▸ **Task directions**:
Using the listing below, please gather every line containing the word "cart".
'''
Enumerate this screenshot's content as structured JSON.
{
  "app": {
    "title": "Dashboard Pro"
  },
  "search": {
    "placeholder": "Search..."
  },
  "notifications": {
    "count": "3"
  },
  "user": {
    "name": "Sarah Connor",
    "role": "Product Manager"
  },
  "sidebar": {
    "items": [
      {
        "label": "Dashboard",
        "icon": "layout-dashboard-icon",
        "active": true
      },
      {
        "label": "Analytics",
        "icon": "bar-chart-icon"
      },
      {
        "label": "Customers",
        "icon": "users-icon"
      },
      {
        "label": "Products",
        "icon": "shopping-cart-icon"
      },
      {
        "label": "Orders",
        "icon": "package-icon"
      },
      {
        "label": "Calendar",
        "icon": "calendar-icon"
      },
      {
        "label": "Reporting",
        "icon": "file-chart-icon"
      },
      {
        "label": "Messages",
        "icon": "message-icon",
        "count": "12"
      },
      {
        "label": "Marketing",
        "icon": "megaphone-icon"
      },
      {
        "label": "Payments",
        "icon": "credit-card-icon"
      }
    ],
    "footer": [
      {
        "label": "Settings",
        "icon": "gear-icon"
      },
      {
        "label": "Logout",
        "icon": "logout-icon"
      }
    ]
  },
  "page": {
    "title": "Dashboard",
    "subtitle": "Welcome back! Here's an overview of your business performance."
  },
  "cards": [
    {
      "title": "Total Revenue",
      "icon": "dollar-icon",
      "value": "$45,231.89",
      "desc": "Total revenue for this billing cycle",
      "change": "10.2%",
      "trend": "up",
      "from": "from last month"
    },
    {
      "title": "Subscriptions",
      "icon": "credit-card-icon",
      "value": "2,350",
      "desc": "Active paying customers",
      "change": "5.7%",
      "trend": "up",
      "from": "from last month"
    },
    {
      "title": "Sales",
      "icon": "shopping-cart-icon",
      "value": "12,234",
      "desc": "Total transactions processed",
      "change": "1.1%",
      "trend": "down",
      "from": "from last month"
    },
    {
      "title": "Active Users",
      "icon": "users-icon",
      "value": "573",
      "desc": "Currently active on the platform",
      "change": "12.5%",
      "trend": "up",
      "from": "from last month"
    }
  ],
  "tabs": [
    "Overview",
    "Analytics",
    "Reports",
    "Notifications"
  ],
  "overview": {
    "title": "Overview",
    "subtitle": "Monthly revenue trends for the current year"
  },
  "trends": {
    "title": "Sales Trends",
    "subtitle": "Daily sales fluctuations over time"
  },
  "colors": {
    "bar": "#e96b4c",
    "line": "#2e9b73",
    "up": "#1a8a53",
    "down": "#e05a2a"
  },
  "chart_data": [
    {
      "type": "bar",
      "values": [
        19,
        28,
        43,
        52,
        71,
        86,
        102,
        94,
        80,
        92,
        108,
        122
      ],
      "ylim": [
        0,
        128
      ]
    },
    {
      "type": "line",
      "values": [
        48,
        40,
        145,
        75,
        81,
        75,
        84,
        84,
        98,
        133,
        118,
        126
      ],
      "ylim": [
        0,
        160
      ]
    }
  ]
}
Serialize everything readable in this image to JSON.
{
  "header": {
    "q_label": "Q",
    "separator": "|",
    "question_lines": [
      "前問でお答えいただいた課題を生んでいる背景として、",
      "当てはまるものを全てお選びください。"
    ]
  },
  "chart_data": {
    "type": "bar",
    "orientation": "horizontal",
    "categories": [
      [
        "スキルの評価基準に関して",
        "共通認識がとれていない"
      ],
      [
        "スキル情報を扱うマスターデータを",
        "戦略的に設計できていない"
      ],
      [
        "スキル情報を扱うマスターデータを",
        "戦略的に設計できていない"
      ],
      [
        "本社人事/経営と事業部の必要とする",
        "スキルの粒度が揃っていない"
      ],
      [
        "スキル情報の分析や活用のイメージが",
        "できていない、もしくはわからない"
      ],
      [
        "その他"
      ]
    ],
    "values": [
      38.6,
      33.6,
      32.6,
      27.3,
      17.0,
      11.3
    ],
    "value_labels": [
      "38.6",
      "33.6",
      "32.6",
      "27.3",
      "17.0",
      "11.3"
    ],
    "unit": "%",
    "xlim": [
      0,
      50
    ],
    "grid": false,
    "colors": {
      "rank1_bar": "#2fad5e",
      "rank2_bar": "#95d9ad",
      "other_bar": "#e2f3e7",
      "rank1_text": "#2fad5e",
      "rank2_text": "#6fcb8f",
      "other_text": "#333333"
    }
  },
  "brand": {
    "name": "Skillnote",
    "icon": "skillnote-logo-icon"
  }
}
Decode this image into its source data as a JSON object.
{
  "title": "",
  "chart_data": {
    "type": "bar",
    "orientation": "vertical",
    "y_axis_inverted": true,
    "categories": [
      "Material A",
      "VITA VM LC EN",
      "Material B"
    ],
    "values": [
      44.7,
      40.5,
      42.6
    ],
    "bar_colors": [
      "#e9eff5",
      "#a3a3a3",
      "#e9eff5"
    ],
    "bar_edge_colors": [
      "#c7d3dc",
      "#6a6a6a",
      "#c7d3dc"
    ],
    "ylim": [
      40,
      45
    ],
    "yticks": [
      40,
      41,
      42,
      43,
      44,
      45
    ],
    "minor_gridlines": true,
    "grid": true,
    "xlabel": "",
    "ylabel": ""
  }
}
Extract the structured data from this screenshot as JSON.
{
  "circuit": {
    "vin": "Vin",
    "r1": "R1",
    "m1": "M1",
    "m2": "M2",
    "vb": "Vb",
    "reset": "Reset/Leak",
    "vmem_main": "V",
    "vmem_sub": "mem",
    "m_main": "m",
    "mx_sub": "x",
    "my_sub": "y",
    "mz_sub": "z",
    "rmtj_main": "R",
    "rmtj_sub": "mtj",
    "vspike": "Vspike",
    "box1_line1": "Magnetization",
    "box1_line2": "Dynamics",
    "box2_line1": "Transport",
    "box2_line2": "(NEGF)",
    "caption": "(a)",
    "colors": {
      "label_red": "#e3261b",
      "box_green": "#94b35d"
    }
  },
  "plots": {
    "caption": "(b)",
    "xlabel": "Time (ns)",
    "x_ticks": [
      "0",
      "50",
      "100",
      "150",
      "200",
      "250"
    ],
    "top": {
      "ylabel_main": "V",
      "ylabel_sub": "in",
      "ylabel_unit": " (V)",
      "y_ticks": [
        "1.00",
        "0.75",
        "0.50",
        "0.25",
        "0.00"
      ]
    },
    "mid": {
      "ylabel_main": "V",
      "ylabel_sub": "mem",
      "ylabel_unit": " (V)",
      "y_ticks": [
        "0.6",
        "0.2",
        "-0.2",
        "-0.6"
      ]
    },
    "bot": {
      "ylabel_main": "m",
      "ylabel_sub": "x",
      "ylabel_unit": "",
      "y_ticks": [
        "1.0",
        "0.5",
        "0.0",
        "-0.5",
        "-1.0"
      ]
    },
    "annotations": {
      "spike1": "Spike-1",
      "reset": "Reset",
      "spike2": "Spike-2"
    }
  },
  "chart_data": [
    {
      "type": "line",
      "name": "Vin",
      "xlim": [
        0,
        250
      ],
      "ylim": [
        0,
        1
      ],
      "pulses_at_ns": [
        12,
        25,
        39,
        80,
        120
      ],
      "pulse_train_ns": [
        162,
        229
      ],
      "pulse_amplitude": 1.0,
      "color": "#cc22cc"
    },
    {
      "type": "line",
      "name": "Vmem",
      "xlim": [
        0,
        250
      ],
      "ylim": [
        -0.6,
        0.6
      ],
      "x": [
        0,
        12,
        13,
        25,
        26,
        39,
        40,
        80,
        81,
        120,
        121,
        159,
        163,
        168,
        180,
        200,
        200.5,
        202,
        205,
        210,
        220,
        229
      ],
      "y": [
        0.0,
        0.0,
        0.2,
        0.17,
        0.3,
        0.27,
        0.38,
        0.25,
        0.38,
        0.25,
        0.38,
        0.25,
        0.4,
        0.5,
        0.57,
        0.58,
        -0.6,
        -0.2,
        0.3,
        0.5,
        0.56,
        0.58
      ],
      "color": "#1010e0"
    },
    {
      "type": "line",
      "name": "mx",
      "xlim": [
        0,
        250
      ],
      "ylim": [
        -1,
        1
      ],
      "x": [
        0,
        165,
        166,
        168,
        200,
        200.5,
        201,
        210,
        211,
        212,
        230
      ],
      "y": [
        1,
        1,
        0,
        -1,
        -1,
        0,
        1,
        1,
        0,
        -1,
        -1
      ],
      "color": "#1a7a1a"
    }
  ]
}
'''
▸ **Written solution**:
        "icon": "shopping-cart-icon"
      "icon": "shopping-cart-icon",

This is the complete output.